> _WRITTEN TASK_
Count every line of the material that holds the string "xlabel". Respond with the total only.

═══ GIVEN RECORDS

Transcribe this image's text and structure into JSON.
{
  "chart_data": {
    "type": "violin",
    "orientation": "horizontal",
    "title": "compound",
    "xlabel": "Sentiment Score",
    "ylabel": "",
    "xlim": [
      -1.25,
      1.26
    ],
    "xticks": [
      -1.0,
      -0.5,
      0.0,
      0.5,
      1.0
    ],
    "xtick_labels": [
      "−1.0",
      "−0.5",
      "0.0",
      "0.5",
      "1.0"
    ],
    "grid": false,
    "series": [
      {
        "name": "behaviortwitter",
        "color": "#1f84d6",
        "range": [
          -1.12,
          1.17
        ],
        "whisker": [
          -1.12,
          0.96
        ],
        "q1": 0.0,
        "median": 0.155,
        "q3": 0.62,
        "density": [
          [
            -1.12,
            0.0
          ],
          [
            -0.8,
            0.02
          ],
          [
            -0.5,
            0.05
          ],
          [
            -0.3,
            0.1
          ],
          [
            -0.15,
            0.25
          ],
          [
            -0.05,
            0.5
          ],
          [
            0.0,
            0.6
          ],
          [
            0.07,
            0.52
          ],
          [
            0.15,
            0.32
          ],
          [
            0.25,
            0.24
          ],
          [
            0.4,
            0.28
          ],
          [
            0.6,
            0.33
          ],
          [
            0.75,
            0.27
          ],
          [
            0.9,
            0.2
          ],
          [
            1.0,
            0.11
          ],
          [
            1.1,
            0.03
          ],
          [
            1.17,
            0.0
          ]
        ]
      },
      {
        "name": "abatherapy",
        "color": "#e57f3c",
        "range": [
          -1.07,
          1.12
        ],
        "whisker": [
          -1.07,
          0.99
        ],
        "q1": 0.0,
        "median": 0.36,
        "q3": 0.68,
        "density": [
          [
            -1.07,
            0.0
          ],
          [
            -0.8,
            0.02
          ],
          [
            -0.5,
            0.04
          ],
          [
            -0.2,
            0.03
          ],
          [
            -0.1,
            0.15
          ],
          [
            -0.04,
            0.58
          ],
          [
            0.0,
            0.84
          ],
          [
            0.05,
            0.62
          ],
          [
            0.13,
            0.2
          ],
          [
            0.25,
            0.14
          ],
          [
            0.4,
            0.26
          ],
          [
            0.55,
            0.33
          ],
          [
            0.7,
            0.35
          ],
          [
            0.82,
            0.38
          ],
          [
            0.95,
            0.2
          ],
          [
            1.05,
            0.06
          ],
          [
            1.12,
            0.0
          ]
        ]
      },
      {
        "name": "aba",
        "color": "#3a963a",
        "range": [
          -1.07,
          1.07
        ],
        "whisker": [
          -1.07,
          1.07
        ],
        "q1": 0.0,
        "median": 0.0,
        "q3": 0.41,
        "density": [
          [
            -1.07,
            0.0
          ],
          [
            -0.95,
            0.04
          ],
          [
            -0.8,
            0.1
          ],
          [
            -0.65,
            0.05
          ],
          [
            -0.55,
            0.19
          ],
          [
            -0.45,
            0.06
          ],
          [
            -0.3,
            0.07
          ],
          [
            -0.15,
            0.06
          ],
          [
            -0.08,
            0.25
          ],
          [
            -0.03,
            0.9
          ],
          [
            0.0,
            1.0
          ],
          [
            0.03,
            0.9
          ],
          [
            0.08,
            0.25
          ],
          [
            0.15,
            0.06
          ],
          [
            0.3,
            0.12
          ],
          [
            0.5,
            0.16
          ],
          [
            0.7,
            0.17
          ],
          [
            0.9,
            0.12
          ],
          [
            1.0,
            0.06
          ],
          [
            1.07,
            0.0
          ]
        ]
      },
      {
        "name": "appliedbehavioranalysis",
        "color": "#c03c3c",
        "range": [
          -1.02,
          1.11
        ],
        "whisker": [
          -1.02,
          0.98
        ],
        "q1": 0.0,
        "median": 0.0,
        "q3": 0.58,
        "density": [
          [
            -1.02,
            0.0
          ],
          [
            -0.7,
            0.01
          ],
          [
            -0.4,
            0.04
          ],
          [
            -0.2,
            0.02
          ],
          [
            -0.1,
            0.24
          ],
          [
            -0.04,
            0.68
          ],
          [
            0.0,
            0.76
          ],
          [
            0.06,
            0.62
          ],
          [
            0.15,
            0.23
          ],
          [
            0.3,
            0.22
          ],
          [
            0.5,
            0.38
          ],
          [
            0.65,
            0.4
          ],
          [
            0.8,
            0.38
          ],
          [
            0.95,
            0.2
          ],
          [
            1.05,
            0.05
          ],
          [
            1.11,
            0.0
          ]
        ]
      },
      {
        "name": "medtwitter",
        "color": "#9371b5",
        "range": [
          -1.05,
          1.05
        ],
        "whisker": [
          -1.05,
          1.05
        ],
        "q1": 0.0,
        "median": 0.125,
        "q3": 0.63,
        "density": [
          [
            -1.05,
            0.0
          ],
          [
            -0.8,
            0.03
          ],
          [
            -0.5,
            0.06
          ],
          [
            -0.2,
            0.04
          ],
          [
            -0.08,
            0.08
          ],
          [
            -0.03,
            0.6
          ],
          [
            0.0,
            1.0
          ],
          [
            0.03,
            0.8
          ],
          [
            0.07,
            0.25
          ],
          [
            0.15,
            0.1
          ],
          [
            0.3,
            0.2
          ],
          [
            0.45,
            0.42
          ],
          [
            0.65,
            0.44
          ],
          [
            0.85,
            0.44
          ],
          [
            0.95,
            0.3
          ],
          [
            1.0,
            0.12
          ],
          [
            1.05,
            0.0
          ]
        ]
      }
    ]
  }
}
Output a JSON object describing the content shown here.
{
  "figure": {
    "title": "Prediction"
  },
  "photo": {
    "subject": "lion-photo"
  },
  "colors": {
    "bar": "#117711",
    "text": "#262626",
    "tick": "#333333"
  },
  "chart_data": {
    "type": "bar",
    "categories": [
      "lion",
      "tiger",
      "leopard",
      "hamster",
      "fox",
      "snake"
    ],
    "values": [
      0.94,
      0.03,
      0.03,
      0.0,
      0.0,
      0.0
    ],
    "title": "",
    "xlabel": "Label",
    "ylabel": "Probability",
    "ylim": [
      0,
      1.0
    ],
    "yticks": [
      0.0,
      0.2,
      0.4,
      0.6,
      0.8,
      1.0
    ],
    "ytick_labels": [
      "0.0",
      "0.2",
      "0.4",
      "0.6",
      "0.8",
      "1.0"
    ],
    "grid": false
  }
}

══════

> _WRITTEN ANSWER_
2